Your answer should be a single number: the count of lines containing "étrangères".

--- Extracted data ---

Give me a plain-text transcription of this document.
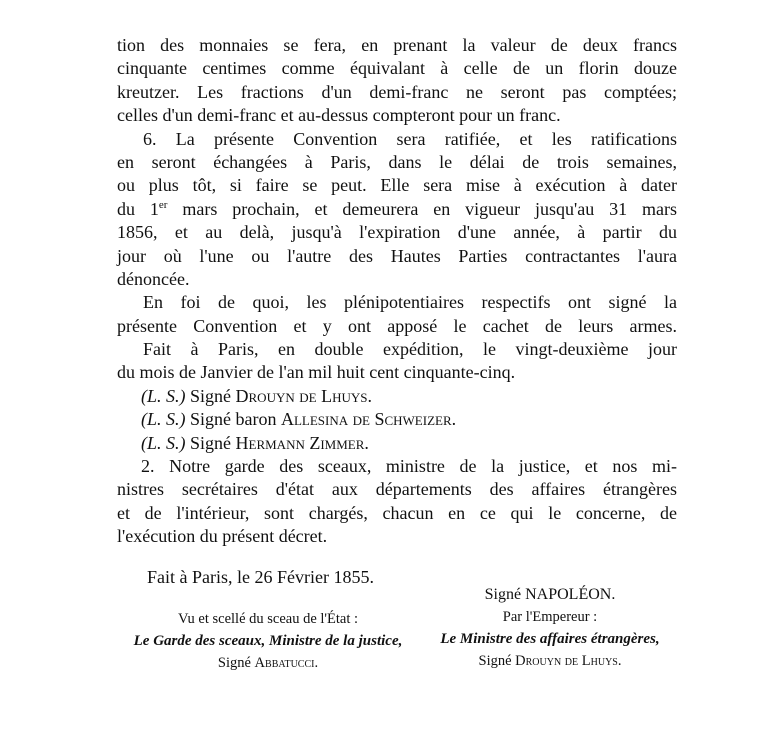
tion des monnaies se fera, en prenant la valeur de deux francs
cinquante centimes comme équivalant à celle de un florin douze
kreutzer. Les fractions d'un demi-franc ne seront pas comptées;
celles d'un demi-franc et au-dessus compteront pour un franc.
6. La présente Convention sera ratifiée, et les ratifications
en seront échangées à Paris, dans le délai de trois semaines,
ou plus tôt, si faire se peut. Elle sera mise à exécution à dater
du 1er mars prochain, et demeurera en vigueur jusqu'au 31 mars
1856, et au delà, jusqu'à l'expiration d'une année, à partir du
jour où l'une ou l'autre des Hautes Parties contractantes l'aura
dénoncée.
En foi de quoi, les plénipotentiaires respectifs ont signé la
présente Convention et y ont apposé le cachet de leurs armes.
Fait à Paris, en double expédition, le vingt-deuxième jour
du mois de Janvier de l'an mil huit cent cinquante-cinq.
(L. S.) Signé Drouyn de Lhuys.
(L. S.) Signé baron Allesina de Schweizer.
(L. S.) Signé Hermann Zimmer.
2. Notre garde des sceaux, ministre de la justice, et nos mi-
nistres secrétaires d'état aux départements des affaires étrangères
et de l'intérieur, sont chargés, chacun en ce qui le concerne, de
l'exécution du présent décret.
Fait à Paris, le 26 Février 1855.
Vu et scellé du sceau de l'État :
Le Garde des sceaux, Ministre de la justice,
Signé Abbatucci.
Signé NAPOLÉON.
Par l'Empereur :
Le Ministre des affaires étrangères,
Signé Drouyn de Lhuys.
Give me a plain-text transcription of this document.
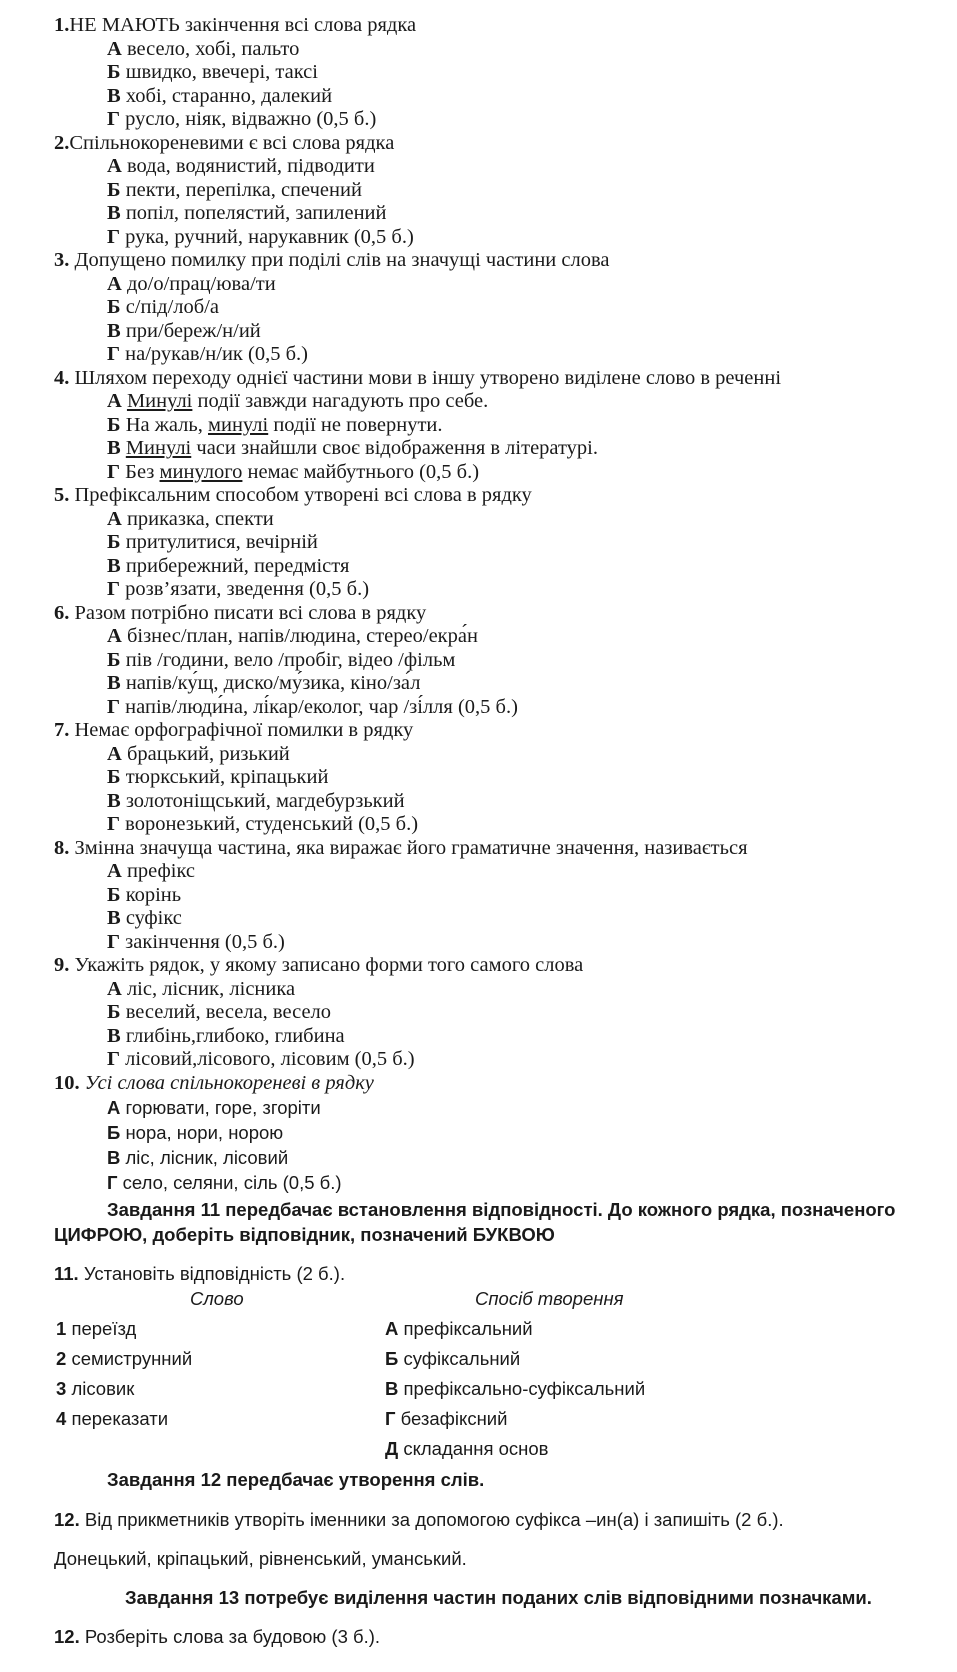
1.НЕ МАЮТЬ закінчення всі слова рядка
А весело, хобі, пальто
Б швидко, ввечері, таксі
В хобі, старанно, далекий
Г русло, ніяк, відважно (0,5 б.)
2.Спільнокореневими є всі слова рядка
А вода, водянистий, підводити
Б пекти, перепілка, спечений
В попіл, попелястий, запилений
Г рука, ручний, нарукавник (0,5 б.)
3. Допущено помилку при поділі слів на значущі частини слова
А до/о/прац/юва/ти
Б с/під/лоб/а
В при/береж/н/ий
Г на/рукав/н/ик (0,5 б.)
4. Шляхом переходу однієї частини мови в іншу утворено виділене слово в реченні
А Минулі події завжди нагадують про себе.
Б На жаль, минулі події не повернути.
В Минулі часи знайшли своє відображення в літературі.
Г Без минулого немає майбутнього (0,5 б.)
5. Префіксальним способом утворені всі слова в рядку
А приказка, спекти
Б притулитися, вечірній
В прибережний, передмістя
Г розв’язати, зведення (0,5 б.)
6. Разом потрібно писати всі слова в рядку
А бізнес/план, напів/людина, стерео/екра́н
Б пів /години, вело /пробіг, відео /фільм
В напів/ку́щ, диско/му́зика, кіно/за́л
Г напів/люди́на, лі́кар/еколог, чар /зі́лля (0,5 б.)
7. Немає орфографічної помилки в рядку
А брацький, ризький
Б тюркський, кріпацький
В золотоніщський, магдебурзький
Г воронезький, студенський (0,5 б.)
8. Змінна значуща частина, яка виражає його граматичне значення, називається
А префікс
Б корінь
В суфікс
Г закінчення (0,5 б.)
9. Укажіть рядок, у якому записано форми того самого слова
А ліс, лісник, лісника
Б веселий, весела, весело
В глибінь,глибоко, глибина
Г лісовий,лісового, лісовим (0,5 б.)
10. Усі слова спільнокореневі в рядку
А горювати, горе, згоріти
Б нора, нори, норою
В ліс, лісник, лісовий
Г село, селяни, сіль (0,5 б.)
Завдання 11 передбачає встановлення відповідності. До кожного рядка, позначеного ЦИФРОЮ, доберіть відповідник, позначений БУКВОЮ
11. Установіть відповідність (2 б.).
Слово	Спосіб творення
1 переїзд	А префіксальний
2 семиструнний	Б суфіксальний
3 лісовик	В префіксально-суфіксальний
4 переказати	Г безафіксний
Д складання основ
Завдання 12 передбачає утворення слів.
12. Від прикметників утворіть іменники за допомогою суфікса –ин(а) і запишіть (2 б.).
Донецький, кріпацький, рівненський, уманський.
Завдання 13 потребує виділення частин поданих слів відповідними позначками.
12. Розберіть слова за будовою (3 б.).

---

Solution below = 2